## INPUT
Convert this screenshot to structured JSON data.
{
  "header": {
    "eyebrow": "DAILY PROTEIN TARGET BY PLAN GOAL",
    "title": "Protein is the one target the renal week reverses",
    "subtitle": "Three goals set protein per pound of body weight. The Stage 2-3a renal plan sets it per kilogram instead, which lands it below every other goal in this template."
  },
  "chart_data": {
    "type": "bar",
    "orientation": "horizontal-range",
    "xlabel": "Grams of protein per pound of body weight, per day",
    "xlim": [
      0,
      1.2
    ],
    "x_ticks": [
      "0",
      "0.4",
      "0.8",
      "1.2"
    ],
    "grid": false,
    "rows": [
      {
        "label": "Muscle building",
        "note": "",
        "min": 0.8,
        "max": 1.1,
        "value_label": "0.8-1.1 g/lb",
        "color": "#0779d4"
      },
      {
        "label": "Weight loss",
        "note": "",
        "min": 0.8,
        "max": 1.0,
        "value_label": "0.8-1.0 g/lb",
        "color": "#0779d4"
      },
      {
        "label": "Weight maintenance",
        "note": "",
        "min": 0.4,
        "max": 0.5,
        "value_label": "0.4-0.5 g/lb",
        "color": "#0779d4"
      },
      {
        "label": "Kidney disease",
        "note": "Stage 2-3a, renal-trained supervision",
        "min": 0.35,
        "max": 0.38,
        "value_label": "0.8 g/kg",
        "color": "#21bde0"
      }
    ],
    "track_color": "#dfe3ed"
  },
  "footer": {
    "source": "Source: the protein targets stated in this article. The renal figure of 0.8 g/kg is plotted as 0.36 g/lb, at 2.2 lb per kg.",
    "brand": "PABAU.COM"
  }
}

## REQUIRED WORK
Set down the records again without altering a word.

## SOLUTION
Convert this screenshot to structured JSON data.
{
  "header": {
    "eyebrow": "DAILY PROTEIN TARGET BY PLAN GOAL",
    "title": "Protein is the one target the renal week reverses",
    "subtitle": "Three goals set protein per pound of body weight. The Stage 2-3a renal plan sets it per kilogram instead, which lands it below every other goal in this template."
  },
  "chart_data": {
    "type": "bar",
    "orientation": "horizontal-range",
    "xlabel": "Grams of protein per pound of body weight, per day",
    "xlim": [
      0,
      1.2
    ],
    "x_ticks": [
      "0",
      "0.4",
      "0.8",
      "1.2"
    ],
    "grid": false,
    "rows": [
      {
        "label": "Muscle building",
        "note": "",
        "min": 0.8,
        "max": 1.1,
        "value_label": "0.8-1.1 g/lb",
        "color": "#0779d4"
      },
      {
        "label": "Weight loss",
        "note": "",
        "min": 0.8,
        "max": 1.0,
        "value_label": "0.8-1.0 g/lb",
        "color": "#0779d4"
      },
      {
        "label": "Weight maintenance",
        "note": "",
        "min": 0.4,
        "max": 0.5,
        "value_label": "0.4-0.5 g/lb",
        "color": "#0779d4"
      },
      {
        "label": "Kidney disease",
        "note": "Stage 2-3a, renal-trained supervision",
        "min": 0.35,
        "max": 0.38,
        "value_label": "0.8 g/kg",
        "color": "#21bde0"
      }
    ],
    "track_color": "#dfe3ed"
  },
  "footer": {
    "source": "Source: the protein targets stated in this article. The renal figure of 0.8 g/kg is plotted as 0.36 g/lb, at 2.2 lb per kg.",
    "brand": "PABAU.COM"
  }
}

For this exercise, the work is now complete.